_Set problem:_
In the data below, find every line that has the string "myself", and copy it.

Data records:
■ ■ ■
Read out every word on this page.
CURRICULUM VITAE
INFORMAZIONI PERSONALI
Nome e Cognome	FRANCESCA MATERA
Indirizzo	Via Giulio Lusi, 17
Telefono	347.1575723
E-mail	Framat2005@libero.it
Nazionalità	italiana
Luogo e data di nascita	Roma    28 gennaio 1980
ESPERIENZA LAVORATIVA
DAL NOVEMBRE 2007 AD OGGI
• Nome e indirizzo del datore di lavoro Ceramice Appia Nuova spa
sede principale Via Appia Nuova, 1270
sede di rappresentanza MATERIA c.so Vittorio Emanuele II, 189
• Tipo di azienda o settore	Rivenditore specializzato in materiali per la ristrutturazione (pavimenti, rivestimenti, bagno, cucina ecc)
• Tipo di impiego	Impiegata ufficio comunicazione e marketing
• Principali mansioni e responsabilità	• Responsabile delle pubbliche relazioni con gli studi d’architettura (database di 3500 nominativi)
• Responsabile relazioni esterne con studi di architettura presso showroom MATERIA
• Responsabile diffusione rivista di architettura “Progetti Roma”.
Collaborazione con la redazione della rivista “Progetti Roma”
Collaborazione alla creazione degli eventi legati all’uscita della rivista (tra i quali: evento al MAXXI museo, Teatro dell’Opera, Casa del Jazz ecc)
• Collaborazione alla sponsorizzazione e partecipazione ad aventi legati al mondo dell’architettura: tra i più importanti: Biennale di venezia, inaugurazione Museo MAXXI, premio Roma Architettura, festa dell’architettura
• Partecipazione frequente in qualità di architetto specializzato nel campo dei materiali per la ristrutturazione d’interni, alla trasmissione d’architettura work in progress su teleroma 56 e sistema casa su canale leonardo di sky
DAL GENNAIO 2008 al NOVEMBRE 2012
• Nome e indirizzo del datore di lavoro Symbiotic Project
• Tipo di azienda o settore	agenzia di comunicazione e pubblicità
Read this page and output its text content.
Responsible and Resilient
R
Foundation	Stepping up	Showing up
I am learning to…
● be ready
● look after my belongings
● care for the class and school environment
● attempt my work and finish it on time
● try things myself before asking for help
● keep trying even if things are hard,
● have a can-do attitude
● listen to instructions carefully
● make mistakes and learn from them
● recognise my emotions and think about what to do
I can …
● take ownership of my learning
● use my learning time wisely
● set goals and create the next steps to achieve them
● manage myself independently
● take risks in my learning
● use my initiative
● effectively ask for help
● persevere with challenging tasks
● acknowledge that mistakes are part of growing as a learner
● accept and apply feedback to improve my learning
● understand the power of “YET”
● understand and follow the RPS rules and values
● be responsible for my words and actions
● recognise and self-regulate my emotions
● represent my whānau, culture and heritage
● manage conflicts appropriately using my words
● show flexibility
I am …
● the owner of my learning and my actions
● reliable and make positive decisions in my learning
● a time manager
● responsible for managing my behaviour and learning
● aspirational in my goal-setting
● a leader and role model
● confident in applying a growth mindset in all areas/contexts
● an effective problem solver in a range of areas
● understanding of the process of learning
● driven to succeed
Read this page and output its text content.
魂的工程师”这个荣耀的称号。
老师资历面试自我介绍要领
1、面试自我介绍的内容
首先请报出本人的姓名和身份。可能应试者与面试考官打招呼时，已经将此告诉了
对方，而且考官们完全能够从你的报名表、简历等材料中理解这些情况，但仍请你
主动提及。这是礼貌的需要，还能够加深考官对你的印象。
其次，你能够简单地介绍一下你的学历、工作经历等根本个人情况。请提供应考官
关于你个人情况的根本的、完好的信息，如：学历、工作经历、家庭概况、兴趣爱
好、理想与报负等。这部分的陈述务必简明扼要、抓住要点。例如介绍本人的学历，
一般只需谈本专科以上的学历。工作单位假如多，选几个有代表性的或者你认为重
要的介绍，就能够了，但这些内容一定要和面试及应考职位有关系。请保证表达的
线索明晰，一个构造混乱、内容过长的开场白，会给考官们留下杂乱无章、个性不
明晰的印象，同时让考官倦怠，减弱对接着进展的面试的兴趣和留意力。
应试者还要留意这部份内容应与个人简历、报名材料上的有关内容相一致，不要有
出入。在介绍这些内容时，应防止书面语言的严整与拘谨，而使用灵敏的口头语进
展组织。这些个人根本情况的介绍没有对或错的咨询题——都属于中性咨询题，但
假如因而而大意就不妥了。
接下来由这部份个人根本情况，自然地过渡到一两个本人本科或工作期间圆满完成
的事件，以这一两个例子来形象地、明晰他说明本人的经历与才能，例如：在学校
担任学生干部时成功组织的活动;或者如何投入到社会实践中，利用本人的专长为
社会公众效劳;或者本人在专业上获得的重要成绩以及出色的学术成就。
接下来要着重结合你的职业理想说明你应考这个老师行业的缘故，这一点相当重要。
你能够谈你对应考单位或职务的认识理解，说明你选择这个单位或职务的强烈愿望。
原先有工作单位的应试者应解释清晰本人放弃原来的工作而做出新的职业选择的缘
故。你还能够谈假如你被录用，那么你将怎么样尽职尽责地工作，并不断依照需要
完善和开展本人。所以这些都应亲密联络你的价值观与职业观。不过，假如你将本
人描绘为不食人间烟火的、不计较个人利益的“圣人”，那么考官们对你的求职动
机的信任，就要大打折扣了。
■ ■ ■
_Task result:_
● try things myself before asking for help
● manage myself independently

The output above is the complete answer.